▸ SELECTED TEXT:
# # # # #

3. | Comment – Under “Fund summary — Fees and expenses — Annual Fund Operating Expenses,” in footnote 2, please confirm that the duration of both contractual waivers will be in effect for at least a one-year period from the date of effectiveness of the registration statement. Please also disclose, if applicable, whether the adviser may recoup expenses, and if so, disclose the time period and that recoupment may only occur if it does not result in an expense ratio that exceeds the expense cap in place at the time of both the waiver and recoupment. |
Response – The Registrant confirms that any contractual waivers will be in effect for at least one year from the date of effectiveness, and further notes that waived or reimbursed expenses are not subject to recoupment by the adviser.
4. | Comment – Under “Fund summary — Fees and expenses — Annual Fund Operating Expenses,” in footnote 2, if the two waivers are not expected to be triggered, please remove the last two line items of the fee table. |
Response – The Registrant confirms that the two waivers described in footnote 2 are expected to be triggered in the first year.
5. | Comment – Under “Fund summary — Expense example,” the third sentence of the first paragraph, states as follows: “The example assumes a 5% average annual return and that fund expenses will not change over the periods.” Please disclose that the first year reflects the waivers in place. |
Response – The Registrant supplementally confirms that the expense example reflects the effect of contractual fee limitations only for the periods described in the fee table, as permitted by Item 3, Instruction 4(a). However, as Form N-1A does not require disclosure related to this approach, the Registrant respectfully declines to make any changes in response to this comment.

# # # # #

▸ WHAT THIS EXERCISE ASKS:
• 1. Can you return the comment-and-response text above word for word, in full?
• 2. Would you retype the records below exactly, everything from their first line down to and including the line that contains "- legend-label: Atras: [131, 111, 164, 126]", and nothing past it?

# # # # #

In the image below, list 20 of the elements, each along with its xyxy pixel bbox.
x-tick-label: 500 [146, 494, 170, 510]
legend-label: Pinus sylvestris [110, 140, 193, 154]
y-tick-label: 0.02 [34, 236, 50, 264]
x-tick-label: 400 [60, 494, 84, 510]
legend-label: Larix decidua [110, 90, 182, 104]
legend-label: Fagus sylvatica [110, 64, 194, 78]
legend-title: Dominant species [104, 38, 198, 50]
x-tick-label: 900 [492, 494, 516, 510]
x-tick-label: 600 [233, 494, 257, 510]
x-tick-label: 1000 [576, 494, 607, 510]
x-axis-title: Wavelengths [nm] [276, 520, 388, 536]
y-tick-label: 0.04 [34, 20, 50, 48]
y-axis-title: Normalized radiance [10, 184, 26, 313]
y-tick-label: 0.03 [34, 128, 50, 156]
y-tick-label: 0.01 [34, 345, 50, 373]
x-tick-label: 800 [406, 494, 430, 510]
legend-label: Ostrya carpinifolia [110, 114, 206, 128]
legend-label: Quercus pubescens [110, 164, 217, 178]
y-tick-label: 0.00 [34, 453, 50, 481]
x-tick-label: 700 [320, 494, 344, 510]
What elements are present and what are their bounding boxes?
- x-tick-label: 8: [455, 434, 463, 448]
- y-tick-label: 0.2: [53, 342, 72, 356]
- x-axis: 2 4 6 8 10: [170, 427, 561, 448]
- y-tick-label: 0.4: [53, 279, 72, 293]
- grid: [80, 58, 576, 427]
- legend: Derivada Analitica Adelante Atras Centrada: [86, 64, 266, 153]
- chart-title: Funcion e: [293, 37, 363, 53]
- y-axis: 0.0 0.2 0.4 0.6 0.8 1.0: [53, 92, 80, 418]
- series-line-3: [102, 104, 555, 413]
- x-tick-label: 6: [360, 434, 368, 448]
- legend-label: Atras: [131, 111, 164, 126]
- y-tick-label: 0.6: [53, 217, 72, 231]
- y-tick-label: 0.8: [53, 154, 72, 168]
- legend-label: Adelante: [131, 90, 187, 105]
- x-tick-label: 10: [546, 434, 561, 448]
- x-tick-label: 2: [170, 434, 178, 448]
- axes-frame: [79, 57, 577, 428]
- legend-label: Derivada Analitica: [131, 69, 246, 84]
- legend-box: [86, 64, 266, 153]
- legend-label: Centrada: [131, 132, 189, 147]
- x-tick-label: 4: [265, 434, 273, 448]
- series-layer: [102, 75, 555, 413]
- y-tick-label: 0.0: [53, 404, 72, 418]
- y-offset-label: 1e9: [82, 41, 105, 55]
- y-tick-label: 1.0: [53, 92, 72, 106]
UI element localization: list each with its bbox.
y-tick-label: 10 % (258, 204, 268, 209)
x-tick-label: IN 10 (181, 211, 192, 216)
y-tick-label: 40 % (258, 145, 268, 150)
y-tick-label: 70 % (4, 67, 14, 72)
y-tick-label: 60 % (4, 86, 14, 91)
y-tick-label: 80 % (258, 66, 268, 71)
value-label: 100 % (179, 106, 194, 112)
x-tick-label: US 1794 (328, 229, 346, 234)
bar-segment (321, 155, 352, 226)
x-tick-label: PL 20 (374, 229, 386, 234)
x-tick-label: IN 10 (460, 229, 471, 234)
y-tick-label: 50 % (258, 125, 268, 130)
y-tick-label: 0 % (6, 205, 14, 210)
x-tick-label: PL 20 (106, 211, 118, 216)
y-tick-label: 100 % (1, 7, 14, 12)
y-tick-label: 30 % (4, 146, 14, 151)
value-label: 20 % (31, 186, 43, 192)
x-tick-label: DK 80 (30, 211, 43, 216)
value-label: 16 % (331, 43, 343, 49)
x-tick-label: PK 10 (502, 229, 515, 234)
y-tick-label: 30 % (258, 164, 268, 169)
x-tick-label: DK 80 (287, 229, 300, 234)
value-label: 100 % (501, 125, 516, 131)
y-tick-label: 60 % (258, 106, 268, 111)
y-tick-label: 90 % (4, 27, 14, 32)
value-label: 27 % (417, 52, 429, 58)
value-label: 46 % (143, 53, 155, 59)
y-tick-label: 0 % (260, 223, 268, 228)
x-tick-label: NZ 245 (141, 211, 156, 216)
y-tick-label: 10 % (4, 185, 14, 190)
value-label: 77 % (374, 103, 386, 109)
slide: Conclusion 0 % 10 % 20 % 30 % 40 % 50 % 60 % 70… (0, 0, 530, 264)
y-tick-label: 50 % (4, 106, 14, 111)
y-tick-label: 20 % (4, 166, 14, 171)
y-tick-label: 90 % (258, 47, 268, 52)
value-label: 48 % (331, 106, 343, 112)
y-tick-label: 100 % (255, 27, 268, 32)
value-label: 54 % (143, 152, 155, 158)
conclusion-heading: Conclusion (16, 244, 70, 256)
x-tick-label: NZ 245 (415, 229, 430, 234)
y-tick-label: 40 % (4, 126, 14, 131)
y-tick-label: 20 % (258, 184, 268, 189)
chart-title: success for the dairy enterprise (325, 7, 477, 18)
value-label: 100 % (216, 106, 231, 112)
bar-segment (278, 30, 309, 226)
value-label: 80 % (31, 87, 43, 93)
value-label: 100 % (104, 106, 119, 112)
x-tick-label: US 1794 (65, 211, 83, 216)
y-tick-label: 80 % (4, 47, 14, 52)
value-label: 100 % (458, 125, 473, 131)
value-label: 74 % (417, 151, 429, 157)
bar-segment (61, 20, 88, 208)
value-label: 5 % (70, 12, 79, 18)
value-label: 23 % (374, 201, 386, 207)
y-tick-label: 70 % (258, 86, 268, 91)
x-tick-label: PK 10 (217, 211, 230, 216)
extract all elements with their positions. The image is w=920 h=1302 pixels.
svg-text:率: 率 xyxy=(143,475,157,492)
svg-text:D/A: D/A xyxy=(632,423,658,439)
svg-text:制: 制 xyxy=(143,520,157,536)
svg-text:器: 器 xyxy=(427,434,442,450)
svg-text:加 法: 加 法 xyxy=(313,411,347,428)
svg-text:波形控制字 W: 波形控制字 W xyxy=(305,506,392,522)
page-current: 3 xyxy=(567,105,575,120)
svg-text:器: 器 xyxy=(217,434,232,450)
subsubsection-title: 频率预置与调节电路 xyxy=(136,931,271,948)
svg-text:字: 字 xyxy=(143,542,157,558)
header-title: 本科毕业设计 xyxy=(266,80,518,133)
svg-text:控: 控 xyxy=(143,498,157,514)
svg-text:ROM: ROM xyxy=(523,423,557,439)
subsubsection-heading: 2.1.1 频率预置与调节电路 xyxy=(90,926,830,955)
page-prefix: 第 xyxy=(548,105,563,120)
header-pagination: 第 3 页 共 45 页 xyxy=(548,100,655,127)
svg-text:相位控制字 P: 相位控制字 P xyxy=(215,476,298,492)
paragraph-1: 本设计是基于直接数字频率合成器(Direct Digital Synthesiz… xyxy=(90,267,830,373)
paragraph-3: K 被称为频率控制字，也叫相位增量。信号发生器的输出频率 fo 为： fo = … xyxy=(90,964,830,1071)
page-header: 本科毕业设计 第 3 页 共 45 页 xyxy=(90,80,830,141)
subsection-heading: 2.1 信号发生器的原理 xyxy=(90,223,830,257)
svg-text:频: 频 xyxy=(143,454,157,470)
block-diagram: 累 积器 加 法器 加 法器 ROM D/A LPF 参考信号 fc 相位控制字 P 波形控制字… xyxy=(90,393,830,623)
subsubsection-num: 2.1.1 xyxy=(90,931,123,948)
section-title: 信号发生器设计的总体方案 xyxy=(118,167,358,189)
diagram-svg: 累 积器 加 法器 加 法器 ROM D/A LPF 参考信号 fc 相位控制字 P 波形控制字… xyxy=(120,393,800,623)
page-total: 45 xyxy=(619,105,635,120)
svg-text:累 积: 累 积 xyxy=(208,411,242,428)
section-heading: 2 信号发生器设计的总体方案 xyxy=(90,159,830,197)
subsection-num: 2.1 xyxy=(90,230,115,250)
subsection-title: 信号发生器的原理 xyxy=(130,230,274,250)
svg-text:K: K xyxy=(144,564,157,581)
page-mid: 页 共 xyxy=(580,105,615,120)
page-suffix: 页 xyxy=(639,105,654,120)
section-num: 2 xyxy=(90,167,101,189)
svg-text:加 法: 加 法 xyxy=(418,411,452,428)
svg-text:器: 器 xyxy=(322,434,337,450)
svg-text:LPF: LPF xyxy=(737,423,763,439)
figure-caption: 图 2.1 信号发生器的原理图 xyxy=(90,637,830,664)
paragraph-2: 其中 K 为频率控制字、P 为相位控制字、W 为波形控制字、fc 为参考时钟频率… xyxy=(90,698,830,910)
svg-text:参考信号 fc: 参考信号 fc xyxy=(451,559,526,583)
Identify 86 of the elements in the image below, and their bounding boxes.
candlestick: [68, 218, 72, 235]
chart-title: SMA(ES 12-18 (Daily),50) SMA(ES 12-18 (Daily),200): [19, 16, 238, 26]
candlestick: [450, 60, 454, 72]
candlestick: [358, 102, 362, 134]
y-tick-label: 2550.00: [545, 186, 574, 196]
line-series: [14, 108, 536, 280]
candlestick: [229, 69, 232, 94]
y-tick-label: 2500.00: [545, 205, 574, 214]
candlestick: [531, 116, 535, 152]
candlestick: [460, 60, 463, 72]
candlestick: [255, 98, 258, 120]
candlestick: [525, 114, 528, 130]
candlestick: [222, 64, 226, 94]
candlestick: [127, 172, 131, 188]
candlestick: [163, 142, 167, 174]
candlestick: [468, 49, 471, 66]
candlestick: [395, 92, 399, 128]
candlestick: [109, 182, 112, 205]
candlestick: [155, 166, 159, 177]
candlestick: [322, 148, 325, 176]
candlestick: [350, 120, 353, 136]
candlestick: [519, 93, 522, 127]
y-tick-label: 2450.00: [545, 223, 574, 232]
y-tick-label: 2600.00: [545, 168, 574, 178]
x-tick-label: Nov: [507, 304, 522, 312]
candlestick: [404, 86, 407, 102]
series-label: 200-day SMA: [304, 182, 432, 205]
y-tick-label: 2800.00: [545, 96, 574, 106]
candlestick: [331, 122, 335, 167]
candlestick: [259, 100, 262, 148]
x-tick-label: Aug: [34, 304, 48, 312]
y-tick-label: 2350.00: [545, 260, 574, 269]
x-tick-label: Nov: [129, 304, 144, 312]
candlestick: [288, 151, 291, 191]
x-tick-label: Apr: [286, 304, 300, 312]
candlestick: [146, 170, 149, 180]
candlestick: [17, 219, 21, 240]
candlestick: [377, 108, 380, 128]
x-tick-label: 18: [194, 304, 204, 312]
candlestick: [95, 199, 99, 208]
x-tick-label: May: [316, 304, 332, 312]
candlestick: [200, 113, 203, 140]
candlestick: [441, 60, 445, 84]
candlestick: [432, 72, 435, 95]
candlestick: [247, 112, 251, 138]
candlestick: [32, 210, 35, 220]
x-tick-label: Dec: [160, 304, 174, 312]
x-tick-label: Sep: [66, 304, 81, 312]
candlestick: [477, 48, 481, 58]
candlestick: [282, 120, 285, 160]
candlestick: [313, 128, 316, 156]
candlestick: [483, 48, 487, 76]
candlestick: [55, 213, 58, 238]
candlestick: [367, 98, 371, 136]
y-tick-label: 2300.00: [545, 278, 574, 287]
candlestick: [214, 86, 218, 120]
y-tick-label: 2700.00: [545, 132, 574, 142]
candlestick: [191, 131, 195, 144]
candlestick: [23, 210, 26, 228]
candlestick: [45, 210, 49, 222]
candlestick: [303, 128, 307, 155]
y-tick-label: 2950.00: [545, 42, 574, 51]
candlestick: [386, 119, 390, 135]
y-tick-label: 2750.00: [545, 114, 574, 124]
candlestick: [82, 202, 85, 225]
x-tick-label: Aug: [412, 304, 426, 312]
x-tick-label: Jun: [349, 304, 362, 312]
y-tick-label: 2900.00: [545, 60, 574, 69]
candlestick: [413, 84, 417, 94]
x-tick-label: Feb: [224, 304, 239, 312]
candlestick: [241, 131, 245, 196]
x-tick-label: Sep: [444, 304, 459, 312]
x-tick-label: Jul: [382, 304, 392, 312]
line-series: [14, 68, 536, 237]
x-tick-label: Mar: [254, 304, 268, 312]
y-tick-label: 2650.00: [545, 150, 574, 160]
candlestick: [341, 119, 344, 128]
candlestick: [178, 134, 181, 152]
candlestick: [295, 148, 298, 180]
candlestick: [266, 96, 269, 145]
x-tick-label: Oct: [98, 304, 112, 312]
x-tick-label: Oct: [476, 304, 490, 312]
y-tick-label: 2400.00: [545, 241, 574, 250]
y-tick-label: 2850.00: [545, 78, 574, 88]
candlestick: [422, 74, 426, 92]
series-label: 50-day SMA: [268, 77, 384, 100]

# # # # #

▸ EXERCISE RESPONSES:
• 1.
3. | Comment – Under “Fund summary — Fees and expenses — Annual Fund Operating Expenses,” in footnote 2, please confirm that the duration of both contractual waivers will be in effect for at least a one-year period from the date of effectiveness of the registration statement. Please also disclose, if applicable, whether the adviser may recoup expenses, and if so, disclose the time period and that recoupment may only occur if it does not result in an expense ratio that exceeds the expense cap in place at the time of both the waiver and recoupment. |
Response – The Registrant confirms that any contractual waivers will be in effect for at least one year from the date of effectiveness, and further notes that waived or reimbursed expenses are not subject to recoupment by the adviser.
4. | Comment – Under “Fund summary — Fees and expenses — Annual Fund Operating Expenses,” in footnote 2, if the two waivers are not expected to be triggered, please remove the last two line items of the fee table. |
Response – The Registrant confirms that the two waivers described in footnote 2 are expected to be triggered in the first year.
5. | Comment – Under “Fund summary — Expense example,” the third sentence of the first paragraph, states as follows: “The example assumes a 5% average annual return and that fund expenses will not change over the periods.” Please disclose that the first year reflects the waivers in place. |
Response – The Registrant supplementally confirms that the expense example reflects the effect of contractual fee limitations only for the periods described in the fee table, as permitted by Item 3, Instruction 4(a). However, as Form N-1A does not require disclosure related to this approach, the Registrant respectfully declines to make any changes in response to this comment.

• 2.
In the image below, list 20 of the elements, each along with its xyxy pixel bbox.
x-tick-label: 500 [146, 494, 170, 510]
legend-label: Pinus sylvestris [110, 140, 193, 154]
y-tick-label: 0.02 [34, 236, 50, 264]
x-tick-label: 400 [60, 494, 84, 510]
legend-label: Larix decidua [110, 90, 182, 104]
legend-label: Fagus sylvatica [110, 64, 194, 78]
legend-title: Dominant species [104, 38, 198, 50]
x-tick-label: 900 [492, 494, 516, 510]
x-tick-label: 600 [233, 494, 257, 510]
x-tick-label: 1000 [576, 494, 607, 510]
x-axis-title: Wavelengths [nm] [276, 520, 388, 536]
y-tick-label: 0.04 [34, 20, 50, 48]
y-axis-title: Normalized radiance [10, 184, 26, 313]
y-tick-label: 0.03 [34, 128, 50, 156]
y-tick-label: 0.01 [34, 345, 50, 373]
x-tick-label: 800 [406, 494, 430, 510]
legend-label: Ostrya carpinifolia [110, 114, 206, 128]
legend-label: Quercus pubescens [110, 164, 217, 178]
y-tick-label: 0.00 [34, 453, 50, 481]
x-tick-label: 700 [320, 494, 344, 510]
What elements are present and what are their bounding boxes?
- x-tick-label: 8: [455, 434, 463, 448]
- y-tick-label: 0.2: [53, 342, 72, 356]
- x-axis: 2 4 6 8 10: [170, 427, 561, 448]
- y-tick-label: 0.4: [53, 279, 72, 293]
- grid: [80, 58, 576, 427]
- legend: Derivada Analitica Adelante Atras Centrada: [86, 64, 266, 153]
- chart-title: Funcion e: [293, 37, 363, 53]
- y-axis: 0.0 0.2 0.4 0.6 0.8 1.0: [53, 92, 80, 418]
- series-line-3: [102, 104, 555, 413]
- x-tick-label: 6: [360, 434, 368, 448]
- legend-label: Atras: [131, 111, 164, 126]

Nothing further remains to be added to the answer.